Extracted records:
┌──

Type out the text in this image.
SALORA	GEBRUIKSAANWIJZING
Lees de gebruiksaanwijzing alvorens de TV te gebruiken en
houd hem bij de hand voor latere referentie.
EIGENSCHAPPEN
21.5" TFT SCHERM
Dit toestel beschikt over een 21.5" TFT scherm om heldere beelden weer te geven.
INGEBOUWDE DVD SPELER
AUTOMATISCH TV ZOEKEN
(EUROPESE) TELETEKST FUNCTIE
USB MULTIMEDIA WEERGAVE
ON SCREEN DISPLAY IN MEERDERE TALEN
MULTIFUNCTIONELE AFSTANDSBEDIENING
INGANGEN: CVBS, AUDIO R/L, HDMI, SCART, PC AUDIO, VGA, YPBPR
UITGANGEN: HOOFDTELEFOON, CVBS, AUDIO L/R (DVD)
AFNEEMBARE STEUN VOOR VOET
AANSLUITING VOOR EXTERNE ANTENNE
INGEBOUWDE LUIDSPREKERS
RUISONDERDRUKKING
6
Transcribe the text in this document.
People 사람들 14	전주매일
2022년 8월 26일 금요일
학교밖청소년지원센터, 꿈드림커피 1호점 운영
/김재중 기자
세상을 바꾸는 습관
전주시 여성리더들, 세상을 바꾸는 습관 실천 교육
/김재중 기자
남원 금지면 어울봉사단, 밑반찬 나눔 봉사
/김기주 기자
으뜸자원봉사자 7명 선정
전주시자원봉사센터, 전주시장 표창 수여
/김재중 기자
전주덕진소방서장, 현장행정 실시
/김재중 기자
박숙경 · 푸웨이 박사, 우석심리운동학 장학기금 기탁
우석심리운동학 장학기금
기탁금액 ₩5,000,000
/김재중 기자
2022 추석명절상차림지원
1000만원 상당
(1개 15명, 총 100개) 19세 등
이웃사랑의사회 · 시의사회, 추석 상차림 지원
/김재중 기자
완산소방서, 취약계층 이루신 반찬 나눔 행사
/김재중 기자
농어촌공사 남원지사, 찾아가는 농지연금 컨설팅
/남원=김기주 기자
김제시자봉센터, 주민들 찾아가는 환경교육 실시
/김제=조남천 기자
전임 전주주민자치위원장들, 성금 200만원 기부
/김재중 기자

└──

Task instructions -
Extract, verbatim, the lines from the one containing "Transcribe the text in this document." through the last line of the listing above.

Answer in full -
Transcribe the text in this document.
People 사람들 14	전주매일
2022년 8월 26일 금요일
학교밖청소년지원센터, 꿈드림커피 1호점 운영
/김재중 기자
세상을 바꾸는 습관
전주시 여성리더들, 세상을 바꾸는 습관 실천 교육
/김재중 기자
남원 금지면 어울봉사단, 밑반찬 나눔 봉사
/김기주 기자
으뜸자원봉사자 7명 선정
전주시자원봉사센터, 전주시장 표창 수여
/김재중 기자
전주덕진소방서장, 현장행정 실시
/김재중 기자
박숙경 · 푸웨이 박사, 우석심리운동학 장학기금 기탁
우석심리운동학 장학기금
기탁금액 ₩5,000,000
/김재중 기자
2022 추석명절상차림지원
1000만원 상당
(1개 15명, 총 100개) 19세 등
이웃사랑의사회 · 시의사회, 추석 상차림 지원
/김재중 기자
완산소방서, 취약계층 이루신 반찬 나눔 행사
/김재중 기자
농어촌공사 남원지사, 찾아가는 농지연금 컨설팅
/남원=김기주 기자
김제시자봉센터, 주민들 찾아가는 환경교육 실시
/김제=조남천 기자
전임 전주주민자치위원장들, 성금 200만원 기부
/김재중 기자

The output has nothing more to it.